ЗАДАНИЕ 1
Какой спирт пила компания в избушке, согласно тексту для чтения?

ТЕКСТ ДЛЯ ЧТЕНИЯ
──────────────────────────────
Несколько деревянных домов стояли на месте деревни Кокай до средины 90-х годов прошлого века. В них летом жили косари или пасечники, которые вывозили пчел на широкие пойменные луга, покосы, расположенные близ деревни. Потом и домов не стало. Исчезла деревня. Окончательно. Даже луга роскошные никому не нужны.               

Бургунда


Четверть века назад удалось мне вырваться из города на природу. Сначала на исторической родине с отцом водки попил да в баньке попарился, потом решил отдохнуть на рыбалке. Дело было в начале мая, только-только снег сошел и половодье завершалось. На великий улов не рассчитывал, хотелось просто по берегам побродить, на лапнике у костерка переночевать.
До лесного сворота в сторону бывшего поселка Кокая меня по трассе довез отец. Договорились встретиться через пару дней, назначили время встречи. Километров пять по лесу, по разбитой колее, уже пешком – весной здесь не каждый трактор проедет. На горке у реки Уфы подошел к избушке, поставленной когда-то, когда еще совхозы были и коров разводили, пастухами для жилья во время летнего выпаса молодняка.
В избушке обнаружил веселую пьяную компанию – как понял, пара семей тоже решила оттянуться на весеннем приволье и оккупировала маленькую хатку. Женщины еду-закуску готовят, мужики налима на закидушки ловят да хариуса в «морды», верши-плетенки, перегораживая речушку Бургунду. Отдыхали уже вторые сутки: ночью налима ходили проверять, днем «морды» инспектировали. Пили популярный в те времена спирт «Ройяль» и отлично себя чувствовали. Предложили присоединиться, но я вежливо отказался и двинулся дальше.
──────────────────────────────
ПРЕДОСТАВЛЕННЫЕ ЗАПИСИ
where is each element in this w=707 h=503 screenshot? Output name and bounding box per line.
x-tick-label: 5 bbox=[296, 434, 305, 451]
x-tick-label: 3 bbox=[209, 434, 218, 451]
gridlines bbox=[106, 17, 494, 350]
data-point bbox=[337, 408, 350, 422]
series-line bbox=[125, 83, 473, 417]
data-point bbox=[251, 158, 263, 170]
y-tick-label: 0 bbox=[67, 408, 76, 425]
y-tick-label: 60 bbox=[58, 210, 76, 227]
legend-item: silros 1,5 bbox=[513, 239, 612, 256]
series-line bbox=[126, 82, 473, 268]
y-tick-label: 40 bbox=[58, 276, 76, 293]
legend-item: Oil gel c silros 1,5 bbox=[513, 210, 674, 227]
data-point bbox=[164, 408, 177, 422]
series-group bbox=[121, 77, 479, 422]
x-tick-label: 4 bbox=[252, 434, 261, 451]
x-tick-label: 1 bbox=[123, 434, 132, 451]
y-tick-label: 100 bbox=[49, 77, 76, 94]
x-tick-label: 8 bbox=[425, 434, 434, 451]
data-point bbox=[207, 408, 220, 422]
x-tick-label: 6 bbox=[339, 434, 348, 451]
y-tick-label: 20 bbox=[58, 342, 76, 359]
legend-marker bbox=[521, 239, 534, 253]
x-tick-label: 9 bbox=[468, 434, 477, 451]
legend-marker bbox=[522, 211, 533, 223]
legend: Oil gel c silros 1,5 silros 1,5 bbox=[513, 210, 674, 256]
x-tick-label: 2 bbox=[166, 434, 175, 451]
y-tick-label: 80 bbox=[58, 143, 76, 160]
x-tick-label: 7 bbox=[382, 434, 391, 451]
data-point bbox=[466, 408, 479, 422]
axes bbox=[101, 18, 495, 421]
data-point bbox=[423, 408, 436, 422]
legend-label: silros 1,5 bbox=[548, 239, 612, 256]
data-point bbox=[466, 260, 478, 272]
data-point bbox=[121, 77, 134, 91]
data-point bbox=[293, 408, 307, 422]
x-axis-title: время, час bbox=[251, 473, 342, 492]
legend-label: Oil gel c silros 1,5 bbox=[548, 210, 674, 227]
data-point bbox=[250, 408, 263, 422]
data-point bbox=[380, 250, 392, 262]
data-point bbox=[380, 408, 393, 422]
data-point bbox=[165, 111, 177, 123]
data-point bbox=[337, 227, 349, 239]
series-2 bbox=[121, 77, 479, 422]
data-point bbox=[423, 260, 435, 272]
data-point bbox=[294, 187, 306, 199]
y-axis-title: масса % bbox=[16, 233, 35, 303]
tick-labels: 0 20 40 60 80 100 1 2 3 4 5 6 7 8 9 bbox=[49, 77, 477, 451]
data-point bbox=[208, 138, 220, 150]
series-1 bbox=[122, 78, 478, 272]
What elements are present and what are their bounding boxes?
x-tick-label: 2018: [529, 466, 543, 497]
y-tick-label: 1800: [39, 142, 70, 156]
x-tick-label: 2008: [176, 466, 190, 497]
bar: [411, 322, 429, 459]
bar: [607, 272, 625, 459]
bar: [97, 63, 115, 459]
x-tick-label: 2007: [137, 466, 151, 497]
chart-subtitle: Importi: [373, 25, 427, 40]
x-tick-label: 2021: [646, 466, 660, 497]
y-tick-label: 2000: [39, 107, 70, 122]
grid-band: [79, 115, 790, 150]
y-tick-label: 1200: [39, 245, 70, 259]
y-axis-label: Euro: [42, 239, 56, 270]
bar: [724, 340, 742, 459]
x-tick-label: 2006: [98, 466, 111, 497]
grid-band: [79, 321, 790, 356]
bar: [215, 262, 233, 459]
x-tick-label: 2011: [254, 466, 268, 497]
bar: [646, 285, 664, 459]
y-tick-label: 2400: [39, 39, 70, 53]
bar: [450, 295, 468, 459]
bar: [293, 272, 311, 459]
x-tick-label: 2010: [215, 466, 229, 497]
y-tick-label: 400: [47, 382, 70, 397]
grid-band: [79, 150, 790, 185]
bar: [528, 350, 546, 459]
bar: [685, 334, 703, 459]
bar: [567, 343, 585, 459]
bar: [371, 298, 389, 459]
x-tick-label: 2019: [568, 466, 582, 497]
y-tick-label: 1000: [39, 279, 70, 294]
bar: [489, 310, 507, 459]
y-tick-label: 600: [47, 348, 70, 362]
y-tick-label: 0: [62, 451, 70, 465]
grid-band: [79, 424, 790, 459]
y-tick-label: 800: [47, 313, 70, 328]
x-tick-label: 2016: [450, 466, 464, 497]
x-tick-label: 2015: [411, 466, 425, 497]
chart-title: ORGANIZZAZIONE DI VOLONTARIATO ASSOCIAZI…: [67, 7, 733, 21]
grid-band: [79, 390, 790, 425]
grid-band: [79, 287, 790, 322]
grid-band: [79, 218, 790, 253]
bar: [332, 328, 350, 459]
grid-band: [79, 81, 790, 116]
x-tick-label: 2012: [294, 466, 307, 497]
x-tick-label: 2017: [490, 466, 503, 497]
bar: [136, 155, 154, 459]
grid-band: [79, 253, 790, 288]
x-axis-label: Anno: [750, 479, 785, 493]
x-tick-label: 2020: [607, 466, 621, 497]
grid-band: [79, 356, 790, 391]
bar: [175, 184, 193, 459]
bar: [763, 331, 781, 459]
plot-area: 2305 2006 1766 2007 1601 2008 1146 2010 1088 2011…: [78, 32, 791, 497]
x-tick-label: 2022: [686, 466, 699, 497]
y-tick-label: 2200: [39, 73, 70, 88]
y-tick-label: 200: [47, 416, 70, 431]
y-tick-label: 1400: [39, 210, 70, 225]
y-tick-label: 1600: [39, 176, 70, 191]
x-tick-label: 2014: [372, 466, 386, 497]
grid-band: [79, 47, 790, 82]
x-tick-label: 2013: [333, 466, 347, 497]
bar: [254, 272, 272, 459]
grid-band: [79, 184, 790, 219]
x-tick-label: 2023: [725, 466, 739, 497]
──────────────────────────────
ЗАДАНИЕ 2
Отредактируйте записи: начните с первой строки записей и остановитесь после строки, в которой есть «data-point bbox=[294, 187, 306, 199]», заменив в них «legend-marker» на «legend-swatch», а всё остальное оставив без изменений.

ГОТОВЫЙ ОТВЕТ 1
Спирт «Ройяль».

ГОТОВЫЙ ОТВЕТ 2
where is each element in this w=707 h=503 screenshot? Output name and bounding box per line.
x-tick-label: 5 bbox=[296, 434, 305, 451]
x-tick-label: 3 bbox=[209, 434, 218, 451]
gridlines bbox=[106, 17, 494, 350]
data-point bbox=[337, 408, 350, 422]
series-line bbox=[125, 83, 473, 417]
data-point bbox=[251, 158, 263, 170]
y-tick-label: 0 bbox=[67, 408, 76, 425]
y-tick-label: 60 bbox=[58, 210, 76, 227]
legend-item: silros 1,5 bbox=[513, 239, 612, 256]
series-line bbox=[126, 82, 473, 268]
y-tick-label: 40 bbox=[58, 276, 76, 293]
legend-item: Oil gel c silros 1,5 bbox=[513, 210, 674, 227]
data-point bbox=[164, 408, 177, 422]
series-group bbox=[121, 77, 479, 422]
x-tick-label: 4 bbox=[252, 434, 261, 451]
x-tick-label: 1 bbox=[123, 434, 132, 451]
y-tick-label: 100 bbox=[49, 77, 76, 94]
x-tick-label: 8 bbox=[425, 434, 434, 451]
data-point bbox=[207, 408, 220, 422]
x-tick-label: 6 bbox=[339, 434, 348, 451]
y-tick-label: 20 bbox=[58, 342, 76, 359]
legend-swatch bbox=[521, 239, 534, 253]
x-tick-label: 9 bbox=[468, 434, 477, 451]
legend-swatch bbox=[522, 211, 533, 223]
legend: Oil gel c silros 1,5 silros 1,5 bbox=[513, 210, 674, 256]
x-tick-label: 2 bbox=[166, 434, 175, 451]
y-tick-label: 80 bbox=[58, 143, 76, 160]
x-tick-label: 7 bbox=[382, 434, 391, 451]
data-point bbox=[466, 408, 479, 422]
axes bbox=[101, 18, 495, 421]
data-point bbox=[423, 408, 436, 422]
legend-label: silros 1,5 bbox=[548, 239, 612, 256]
data-point bbox=[466, 260, 478, 272]
data-point bbox=[121, 77, 134, 91]
data-point bbox=[293, 408, 307, 422]
x-axis-title: время, час bbox=[251, 473, 342, 492]
legend-label: Oil gel c silros 1,5 bbox=[548, 210, 674, 227]
data-point bbox=[250, 408, 263, 422]
data-point bbox=[380, 250, 392, 262]
data-point bbox=[380, 408, 393, 422]
data-point bbox=[165, 111, 177, 123]
data-point bbox=[337, 227, 349, 239]
series-2 bbox=[121, 77, 479, 422]
data-point bbox=[423, 260, 435, 272]
data-point bbox=[294, 187, 306, 199]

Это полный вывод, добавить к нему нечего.